Saved entries:
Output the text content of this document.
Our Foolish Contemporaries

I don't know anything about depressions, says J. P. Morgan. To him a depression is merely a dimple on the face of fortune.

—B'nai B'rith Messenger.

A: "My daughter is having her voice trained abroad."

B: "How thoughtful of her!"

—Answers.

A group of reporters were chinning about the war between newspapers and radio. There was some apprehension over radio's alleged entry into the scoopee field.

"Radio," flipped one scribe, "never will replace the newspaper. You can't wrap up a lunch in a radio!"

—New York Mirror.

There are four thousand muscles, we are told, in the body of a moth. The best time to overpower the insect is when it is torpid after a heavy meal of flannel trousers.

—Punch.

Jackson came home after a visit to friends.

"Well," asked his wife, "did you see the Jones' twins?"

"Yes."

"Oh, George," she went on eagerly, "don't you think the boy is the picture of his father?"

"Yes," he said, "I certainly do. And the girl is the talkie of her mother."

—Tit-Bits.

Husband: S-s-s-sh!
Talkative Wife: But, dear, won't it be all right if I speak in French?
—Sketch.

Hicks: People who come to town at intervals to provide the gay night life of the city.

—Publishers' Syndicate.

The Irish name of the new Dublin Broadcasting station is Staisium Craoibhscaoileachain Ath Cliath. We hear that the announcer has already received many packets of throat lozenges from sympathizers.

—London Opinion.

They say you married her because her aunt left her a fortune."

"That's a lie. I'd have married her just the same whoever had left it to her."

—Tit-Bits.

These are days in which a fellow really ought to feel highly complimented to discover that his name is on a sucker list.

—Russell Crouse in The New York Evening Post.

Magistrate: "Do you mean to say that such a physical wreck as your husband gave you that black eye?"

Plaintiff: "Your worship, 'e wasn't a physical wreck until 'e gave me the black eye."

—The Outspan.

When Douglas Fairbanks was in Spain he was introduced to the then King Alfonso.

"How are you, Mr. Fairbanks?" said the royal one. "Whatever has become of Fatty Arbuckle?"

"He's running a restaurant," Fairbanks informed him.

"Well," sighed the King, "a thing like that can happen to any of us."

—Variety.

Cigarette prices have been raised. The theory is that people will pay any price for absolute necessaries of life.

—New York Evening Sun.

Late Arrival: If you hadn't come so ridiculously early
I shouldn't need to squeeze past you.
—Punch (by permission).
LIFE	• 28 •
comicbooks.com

Set task -> Every entry above needs to be quoted exactly.

Expected output ->
Output the text content of this document.
Our Foolish Contemporaries

I don't know anything about depressions, says J. P. Morgan. To him a depression is merely a dimple on the face of fortune.

—B'nai B'rith Messenger.

A: "My daughter is having her voice trained abroad."

B: "How thoughtful of her!"

—Answers.

A group of reporters were chinning about the war between newspapers and radio. There was some apprehension over radio's alleged entry into the scoopee field.

"Radio," flipped one scribe, "never will replace the newspaper. You can't wrap up a lunch in a radio!"

—New York Mirror.

There are four thousand muscles, we are told, in the body of a moth. The best time to overpower the insect is when it is torpid after a heavy meal of flannel trousers.

—Punch.

Jackson came home after a visit to friends.

"Well," asked his wife, "did you see the Jones' twins?"

"Yes."

"Oh, George," she went on eagerly, "don't you think the boy is the picture of his father?"

"Yes," he said, "I certainly do. And the girl is the talkie of her mother."

—Tit-Bits.

Husband: S-s-s-sh!
Talkative Wife: But, dear, won't it be all right if I speak in French?
—Sketch.

Hicks: People who come to town at intervals to provide the gay night life of the city.

—Publishers' Syndicate.

The Irish name of the new Dublin Broadcasting station is Staisium Craoibhscaoileachain Ath Cliath. We hear that the announcer has already received many packets of throat lozenges from sympathizers.

—London Opinion.

They say you married her because her aunt left her a fortune."

"That's a lie. I'd have married her just the same whoever had left it to her."

—Tit-Bits.

These are days in which a fellow really ought to feel highly complimented to discover that his name is on a sucker list.

—Russell Crouse in The New York Evening Post.

Magistrate: "Do you mean to say that such a physical wreck as your husband gave you that black eye?"

Plaintiff: "Your worship, 'e wasn't a physical wreck until 'e gave me the black eye."

—The Outspan.

When Douglas Fairbanks was in Spain he was introduced to the then King Alfonso.

"How are you, Mr. Fairbanks?" said the royal one. "Whatever has become of Fatty Arbuckle?"

"He's running a restaurant," Fairbanks informed him.

"Well," sighed the King, "a thing like that can happen to any of us."

—Variety.

Cigarette prices have been raised. The theory is that people will pay any price for absolute necessaries of life.

—New York Evening Sun.

Late Arrival: If you hadn't come so ridiculously early
I shouldn't need to squeeze past you.
—Punch (by permission).
LIFE	• 28 •
comicbooks.com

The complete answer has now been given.